STATED PROBLEM: Out of the lines below, please list those that hold the string "document".

DATASET EXTRACT:
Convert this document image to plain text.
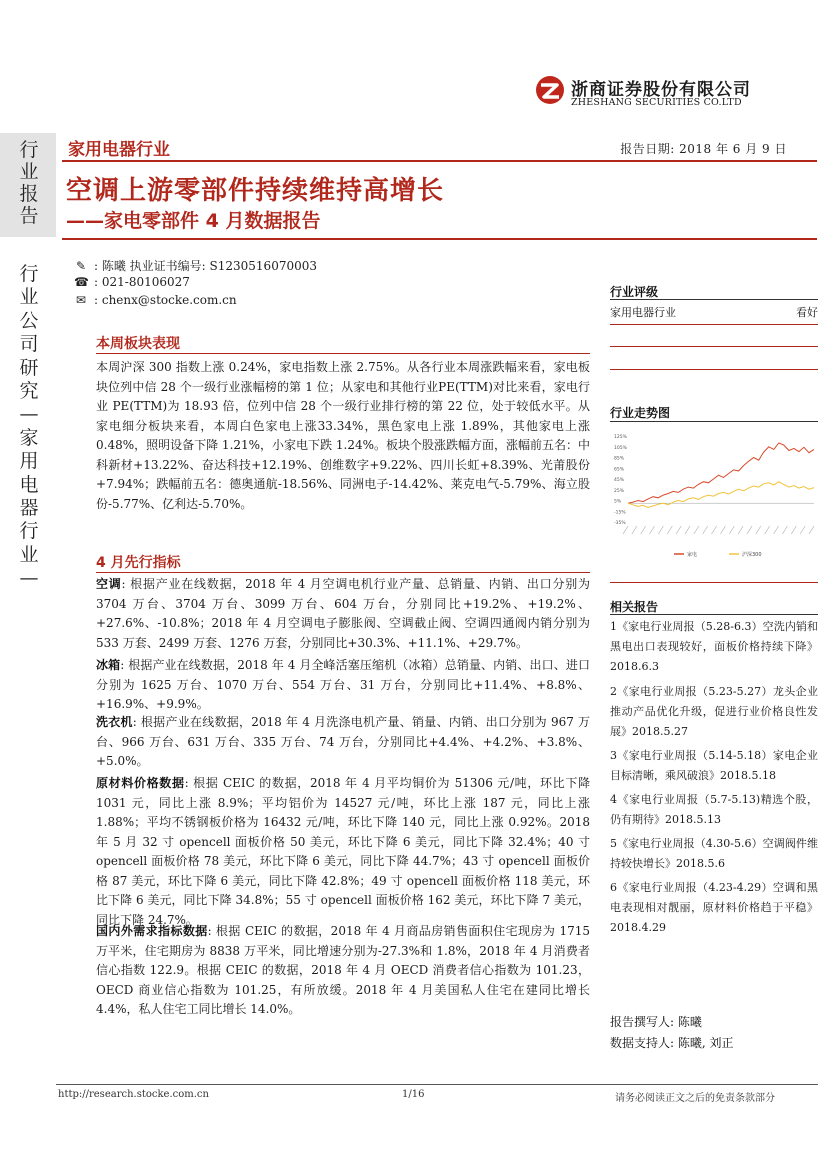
浙商证券股份有限公司
ZHESHANG SECURITIES CO.LTD
行
业
报
告
行
业
公
司
研
究
—
家
用
电
器
行
业
—
家用电器行业	报告日期: 2018 年 6 月 9 日
空调上游零部件持续维持高增长
——家电零部件 4 月数据报告
✎ : 陈曦 执业证书编号: S1230516070003
☎ : 021-80106027
✉ : chenx@stocke.com.cn
本周板块表现
本周沪深 300 指数上涨 0.24%，家电指数上涨 2.75%。从各行业本周涨跌幅来看，家电板块位列中信 28 个一级行业涨幅榜的第 1 位；从家电和其他行业PE(TTM)对比来看，家电行业 PE(TTM)为 18.93 倍，位列中信 28 个一级行业排行榜的第 22 位，处于较低水平。从家电细分板块来看，本周白色家电上涨33.34%，黑色家电上涨 1.89%，其他家电上涨 0.48%，照明设备下降 1.21%，小家电下跌 1.24%。板块个股涨跌幅方面，涨幅前五名：中科新材+13.22%、奋达科技+12.19%、创维数字+9.22%、四川长虹+8.39%、光莆股份+7.94%；跌幅前五名：德奥通航-18.56%、同洲电子-14.42%、莱克电气-5.79%、海立股份-5.77%、亿利达-5.70%。
4 月先行指标
空调: 根据产业在线数据，2018 年 4 月空调电机行业产量、总销量、内销、出口分别为 3704 万台、3704 万台、3099 万台、604 万台，分别同比+19.2%、+19.2%、+27.6%、-10.8%；2018 年 4 月空调电子膨胀阀、空调截止阀、空调四通阀内销分别为 533 万套、2499 万套、1276 万套，分别同比+30.3%、+11.1%、+29.7%。
冰箱: 根据产业在线数据，2018 年 4 月全峰活塞压缩机（冰箱）总销量、内销、出口、进口分别为 1625 万台、1070 万台、554 万台、31 万台，分别同比+11.4%、+8.8%、+16.9%、+9.9%。
洗衣机: 根据产业在线数据，2018 年 4 月洗涤电机产量、销量、内销、出口分别为 967 万台、966 万台、631 万台、335 万台、74 万台，分别同比+4.4%、+4.2%、+3.8%、+5.0%。
原材料价格数据: 根据 CEIC 的数据，2018 年 4 月平均铜价为 51306 元/吨，环比下降 1031 元，同比上涨 8.9%；平均铝价为 14527 元/吨，环比上涨 187 元，同比上涨 1.88%；平均不锈钢板价格为 16432 元/吨，环比下降 140 元，同比上涨 0.92%。2018 年 5 月 32 寸 opencell 面板价格 50 美元，环比下降 6 美元，同比下降 32.4%；40 寸 opencell 面板价格 78 美元，环比下降 6 美元，同比下降 44.7%；43 寸 opencell 面板价格 87 美元，环比下降 6 美元，同比下降 42.8%；49 寸 opencell 面板价格 118 美元，环比下降 6 美元，同比下降 34.8%；55 寸 opencell 面板价格 162 美元，环比下降 7 美元，同比下降 24.7%。
国内外需求指标数据: 根据 CEIC 的数据，2018 年 4 月商品房销售面积住宅现房为 1715 万平米，住宅期房为 8838 万平米，同比增速分别为-27.3%和 1.8%，2018 年 4 月消费者信心指数 122.9。根据 CEIC 的数据，2018 年 4 月 OECD 消费者信心指数为 101.23，OECD 商业信心指数为 101.25，有所放缓。2018 年 4 月美国私人住宅在建同比增长 4.4%，私人住宅工同比增长 14.0%。
行业评级
家用电器行业	看好
行业走势图
125%
105%
85%
65%
45%
25%
5%
-15%
-35%
家电	沪深300
相关报告
1《家电行业周报（5.28-6.3）空洗内销和黑电出口表现较好，面板价格持续下降》2018.6.3
2《家电行业周报（5.23-5.27）龙头企业推动产品优化升级，促进行业价格良性发展》2018.5.27
3《家电行业周报（5.14-5.18）家电企业目标清晰，乘风破浪》2018.5.18
4《家电行业周报（5.7-5.13)精选个股，仍有期待》2018.5.13
5《家电行业周报（4.30-5.6）空调阀件维持较快增长》2018.5.6
6《家电行业周报（4.23-4.29）空调和黑电表现相对靓丽，原材料价格趋于平稳》2018.4.29
报告撰写人: 陈曦
数据支持人: 陈曦, 刘正
http://research.stocke.com.cn	1/16	请务必阅读正文之后的免责条款部分
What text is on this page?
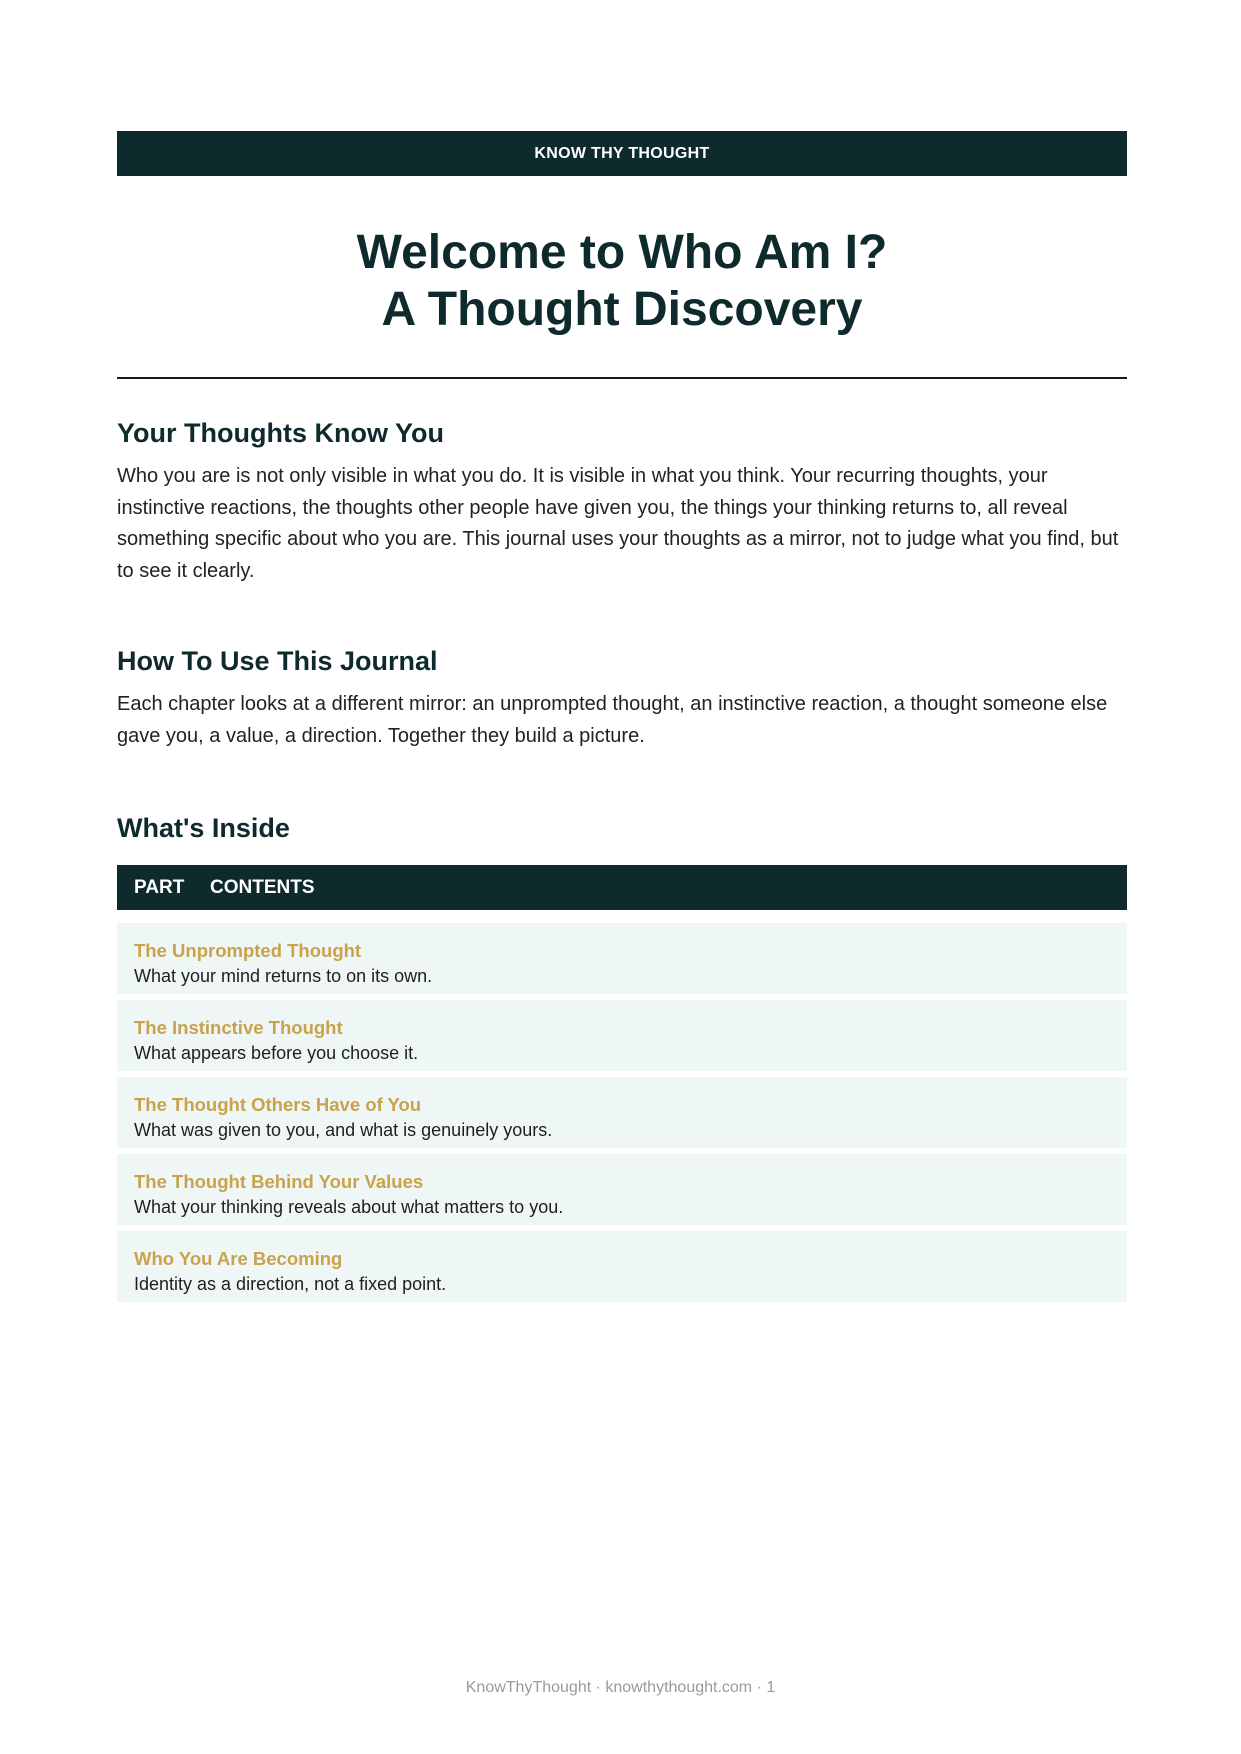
KNOW THY THOUGHT
Welcome to Who Am I?
A Thought Discovery
Your Thoughts Know You

Who you are is not only visible in what you do. It is visible in what you think. Your recurring thoughts, your instinctive reactions, the thoughts other people have given you, the things your thinking returns to, all reveal something specific about who you are. This journal uses your thoughts as a mirror, not to judge what you find, but to see it clearly.

How To Use This Journal

Each chapter looks at a different mirror: an unprompted thought, an instinctive reaction, a thought someone else gave you, a value, a direction. Together they build a picture.

What's Inside
PART	CONTENTS
The Unprompted Thought
What your mind returns to on its own.
The Instinctive Thought
What appears before you choose it.
The Thought Others Have of You
What was given to you, and what is genuinely yours.
The Thought Behind Your Values
What your thinking reveals about what matters to you.
Who You Are Becoming
Identity as a direction, not a fixed point.
KnowThyThought · knowthythought.com · 1
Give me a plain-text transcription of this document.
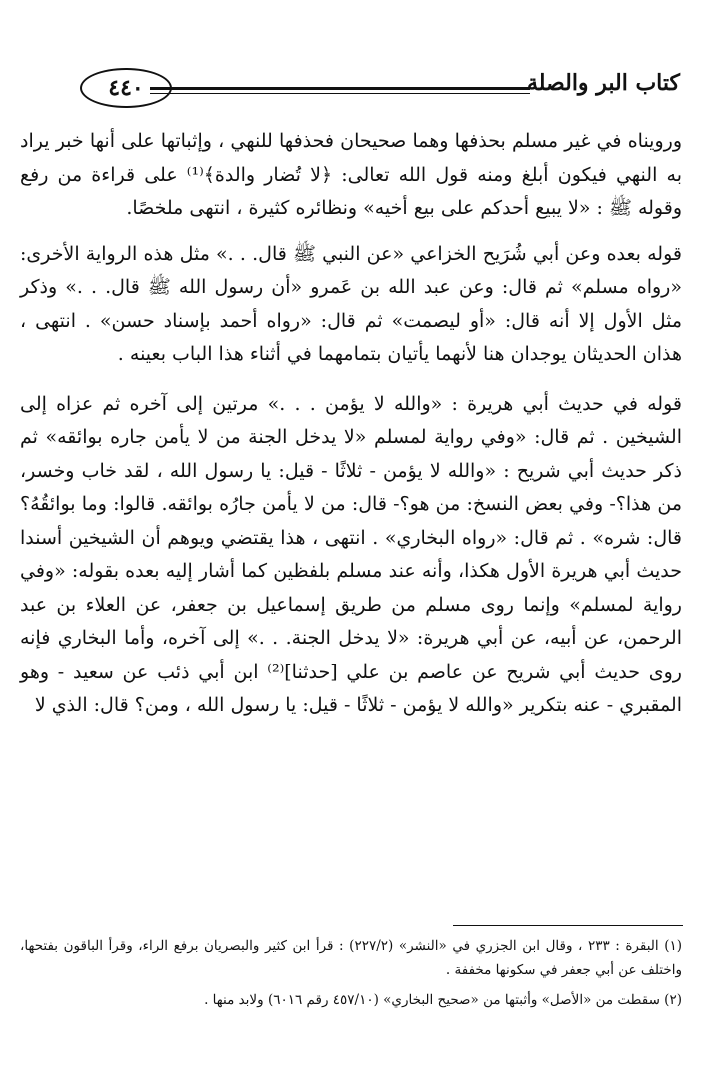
٤٤٠	كتاب البر والصلة

ورويناه في غير مسلم بحذفها وهما صحيحان فحذفها للنهي ، وإثباتها على أنها خبر يراد به النهي فيكون أبلغ ومنه قول الله تعالى: ﴿لا تُضار والدة﴾⁽¹⁾ على قراءة من رفع وقوله ﷺ : «لا يبيع أحدكم على بيع أخيه» ونظائره كثيرة ، انتهى ملخصًا.

قوله بعده وعن أبي شُرَيح الخزاعي «عن النبي ﷺ قال. . .» مثل هذه الرواية الأخرى: «رواه مسلم» ثم قال: وعن عبد الله بن عَمرو «أن رسول الله ﷺ قال. . .» وذكر مثل الأول إلا أنه قال: «أو ليصمت» ثم قال: «رواه أحمد بإسناد حسن» . انتهى ، هذان الحديثان يوجدان هنا لأنهما يأتيان بتمامهما في أثناء هذا الباب بعينه .

قوله في حديث أبي هريرة : «والله لا يؤمن . . .» مرتين إلى آخره ثم عزاه إلى الشيخين . ثم قال: «وفي رواية لمسلم «لا يدخل الجنة من لا يأمن جاره بوائقه» ثم ذكر حديث أبي شريح : «والله لا يؤمن - ثلاثًا - قيل: يا رسول الله ، لقد خاب وخسر، من هذا؟- وفي بعض النسخ: من هو؟- قال: من لا يأمن جارُه بوائقه. قالوا: وما بوائقُهُ؟ قال: شره» . ثم قال: «رواه البخاري» . انتهى ، هذا يقتضي ويوهم أن الشيخين أسندا حديث أبي هريرة الأول هكذا، وأنه عند مسلم بلفظين كما أشار إليه بعده بقوله: «وفي رواية لمسلم» وإنما روى مسلم من طريق إسماعيل بن جعفر، عن العلاء بن عبد الرحمن، عن أبيه، عن أبي هريرة: «لا يدخل الجنة. . .» إلى آخره، وأما البخاري فإنه روى حديث أبي شريح عن عاصم بن علي [حدثنا]⁽²⁾ ابن أبي ذئب عن سعيد - وهو المقبري - عنه بتكرير «والله لا يؤمن - ثلاثًا - قيل: يا رسول الله ، ومن؟ قال: الذي لا

(١) البقرة : ٢٣٣ ، وقال ابن الجزري في «النشر» (٢٢٧/٢) : قرأ ابن كثير والبصريان برفع الراء، وقرأ الباقون بفتحها، واختلف عن أبي جعفر في سكونها مخففة .

(٢) سقطت من «الأصل» وأثبتها من «صحيح البخاري» (٤٥٧/١٠ رقم ٦٠١٦) ولابد منها .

SOLUTION TO THE EXERCISE:
Convert this document image to plain text.
Give me a plain-text transcription of this document.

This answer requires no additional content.